**SET PROBLEM:** Go through the entries one line at a time, and gather every line that has the word "data".

**LISTING:**

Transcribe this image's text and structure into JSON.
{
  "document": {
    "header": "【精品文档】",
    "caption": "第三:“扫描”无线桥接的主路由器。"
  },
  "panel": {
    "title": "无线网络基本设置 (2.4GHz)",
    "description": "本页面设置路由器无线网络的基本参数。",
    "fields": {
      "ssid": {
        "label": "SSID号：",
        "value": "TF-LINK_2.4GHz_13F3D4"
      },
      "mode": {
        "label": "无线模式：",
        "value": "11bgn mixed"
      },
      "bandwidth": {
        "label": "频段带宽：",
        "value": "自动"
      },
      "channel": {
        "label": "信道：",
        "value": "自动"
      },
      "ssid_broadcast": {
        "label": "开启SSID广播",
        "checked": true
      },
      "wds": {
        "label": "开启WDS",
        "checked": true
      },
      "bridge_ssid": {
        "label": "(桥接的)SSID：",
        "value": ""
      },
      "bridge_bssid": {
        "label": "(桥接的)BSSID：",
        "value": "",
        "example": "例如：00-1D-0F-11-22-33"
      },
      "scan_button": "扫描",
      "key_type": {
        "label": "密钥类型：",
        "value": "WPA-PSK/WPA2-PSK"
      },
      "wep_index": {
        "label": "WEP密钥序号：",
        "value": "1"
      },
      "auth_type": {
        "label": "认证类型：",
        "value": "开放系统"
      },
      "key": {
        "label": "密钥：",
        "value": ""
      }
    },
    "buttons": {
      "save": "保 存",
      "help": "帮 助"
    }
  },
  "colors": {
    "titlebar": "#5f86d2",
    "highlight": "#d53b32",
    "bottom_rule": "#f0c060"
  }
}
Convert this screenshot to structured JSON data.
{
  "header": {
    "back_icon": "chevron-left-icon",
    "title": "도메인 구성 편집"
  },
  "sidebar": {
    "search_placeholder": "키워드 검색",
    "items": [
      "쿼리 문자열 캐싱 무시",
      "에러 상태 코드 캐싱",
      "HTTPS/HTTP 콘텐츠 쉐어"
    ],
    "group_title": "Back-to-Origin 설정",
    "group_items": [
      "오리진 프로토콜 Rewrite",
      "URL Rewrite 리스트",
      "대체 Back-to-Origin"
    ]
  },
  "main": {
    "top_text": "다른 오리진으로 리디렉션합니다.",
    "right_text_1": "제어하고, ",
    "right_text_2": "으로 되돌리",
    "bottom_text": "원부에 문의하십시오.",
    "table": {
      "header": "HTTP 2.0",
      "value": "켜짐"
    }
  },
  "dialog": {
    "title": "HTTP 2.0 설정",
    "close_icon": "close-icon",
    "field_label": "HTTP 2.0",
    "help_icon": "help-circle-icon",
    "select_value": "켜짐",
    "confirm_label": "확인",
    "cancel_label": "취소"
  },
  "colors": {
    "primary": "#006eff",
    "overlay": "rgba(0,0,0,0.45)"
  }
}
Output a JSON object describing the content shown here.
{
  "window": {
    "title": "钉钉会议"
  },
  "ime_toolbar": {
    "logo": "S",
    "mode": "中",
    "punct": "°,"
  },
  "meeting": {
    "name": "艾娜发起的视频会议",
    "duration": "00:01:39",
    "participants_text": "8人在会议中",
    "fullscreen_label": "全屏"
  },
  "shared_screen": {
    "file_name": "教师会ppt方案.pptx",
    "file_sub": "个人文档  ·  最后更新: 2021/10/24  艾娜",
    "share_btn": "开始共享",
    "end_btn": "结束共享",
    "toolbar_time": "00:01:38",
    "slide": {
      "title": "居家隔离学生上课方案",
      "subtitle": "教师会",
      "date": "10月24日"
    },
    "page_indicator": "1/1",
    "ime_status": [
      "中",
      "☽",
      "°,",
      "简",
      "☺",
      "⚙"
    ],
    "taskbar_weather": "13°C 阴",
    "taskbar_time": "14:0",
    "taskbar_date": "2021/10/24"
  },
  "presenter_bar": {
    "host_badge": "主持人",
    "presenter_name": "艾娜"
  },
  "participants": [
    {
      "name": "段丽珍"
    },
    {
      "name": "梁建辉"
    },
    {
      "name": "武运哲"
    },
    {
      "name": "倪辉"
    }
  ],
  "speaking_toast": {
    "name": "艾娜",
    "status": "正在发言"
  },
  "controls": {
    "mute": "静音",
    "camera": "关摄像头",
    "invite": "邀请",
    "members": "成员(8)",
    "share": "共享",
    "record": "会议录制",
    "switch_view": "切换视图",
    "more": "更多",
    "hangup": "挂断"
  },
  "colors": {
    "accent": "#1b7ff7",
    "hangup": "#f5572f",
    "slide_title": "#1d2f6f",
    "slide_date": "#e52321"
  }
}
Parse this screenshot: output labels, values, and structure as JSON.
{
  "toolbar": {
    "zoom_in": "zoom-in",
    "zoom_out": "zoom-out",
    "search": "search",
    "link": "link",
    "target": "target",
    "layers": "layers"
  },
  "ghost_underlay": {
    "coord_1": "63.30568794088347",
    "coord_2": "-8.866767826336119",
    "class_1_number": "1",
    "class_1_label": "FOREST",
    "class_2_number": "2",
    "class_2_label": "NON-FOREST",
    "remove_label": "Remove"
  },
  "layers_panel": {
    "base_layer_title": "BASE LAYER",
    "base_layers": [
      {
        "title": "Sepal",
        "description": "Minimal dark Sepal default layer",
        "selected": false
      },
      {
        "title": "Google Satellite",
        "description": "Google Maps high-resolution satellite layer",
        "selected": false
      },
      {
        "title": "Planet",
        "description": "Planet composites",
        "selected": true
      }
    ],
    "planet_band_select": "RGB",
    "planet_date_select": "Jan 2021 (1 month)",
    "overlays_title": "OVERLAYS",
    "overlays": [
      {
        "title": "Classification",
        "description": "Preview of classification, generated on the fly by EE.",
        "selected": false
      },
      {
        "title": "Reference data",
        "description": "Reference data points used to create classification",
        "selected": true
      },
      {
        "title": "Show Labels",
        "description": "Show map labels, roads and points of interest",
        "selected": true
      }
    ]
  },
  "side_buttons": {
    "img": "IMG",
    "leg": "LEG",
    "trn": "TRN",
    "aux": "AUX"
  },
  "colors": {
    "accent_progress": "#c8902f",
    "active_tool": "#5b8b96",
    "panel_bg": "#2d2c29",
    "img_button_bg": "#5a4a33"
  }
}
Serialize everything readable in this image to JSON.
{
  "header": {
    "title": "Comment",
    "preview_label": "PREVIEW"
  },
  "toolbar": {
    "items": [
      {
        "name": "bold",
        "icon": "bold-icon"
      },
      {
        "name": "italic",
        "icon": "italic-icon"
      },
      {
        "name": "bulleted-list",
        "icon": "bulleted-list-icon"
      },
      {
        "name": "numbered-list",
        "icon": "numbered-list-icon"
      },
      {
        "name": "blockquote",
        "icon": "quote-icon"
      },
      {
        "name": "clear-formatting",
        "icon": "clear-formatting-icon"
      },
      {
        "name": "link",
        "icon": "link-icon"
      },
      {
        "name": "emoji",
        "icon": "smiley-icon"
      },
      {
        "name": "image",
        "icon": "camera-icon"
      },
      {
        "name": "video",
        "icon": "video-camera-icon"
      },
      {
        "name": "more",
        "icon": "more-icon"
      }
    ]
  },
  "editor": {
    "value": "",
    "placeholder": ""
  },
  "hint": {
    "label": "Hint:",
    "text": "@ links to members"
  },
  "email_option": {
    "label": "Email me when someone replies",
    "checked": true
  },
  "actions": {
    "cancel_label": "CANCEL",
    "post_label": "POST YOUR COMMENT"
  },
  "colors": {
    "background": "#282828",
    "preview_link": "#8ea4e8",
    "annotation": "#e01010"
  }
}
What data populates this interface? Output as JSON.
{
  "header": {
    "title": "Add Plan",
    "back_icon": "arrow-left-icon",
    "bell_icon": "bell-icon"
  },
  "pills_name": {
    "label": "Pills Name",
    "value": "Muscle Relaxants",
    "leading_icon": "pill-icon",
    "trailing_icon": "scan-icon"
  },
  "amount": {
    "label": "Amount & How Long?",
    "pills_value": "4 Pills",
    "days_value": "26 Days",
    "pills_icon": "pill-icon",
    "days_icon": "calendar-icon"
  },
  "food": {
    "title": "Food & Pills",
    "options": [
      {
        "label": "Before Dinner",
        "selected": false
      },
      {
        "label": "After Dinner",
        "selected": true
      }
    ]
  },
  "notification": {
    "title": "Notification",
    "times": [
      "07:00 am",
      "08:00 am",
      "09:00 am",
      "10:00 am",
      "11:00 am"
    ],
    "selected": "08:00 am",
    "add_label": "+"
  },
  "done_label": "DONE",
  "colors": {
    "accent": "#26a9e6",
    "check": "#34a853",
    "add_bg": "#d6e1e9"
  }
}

**WRITTEN RESPONSE:**
Convert this screenshot to structured JSON data.
        "title": "Reference data",
        "description": "Reference data points used to create classification",
What data populates this interface? Output as JSON.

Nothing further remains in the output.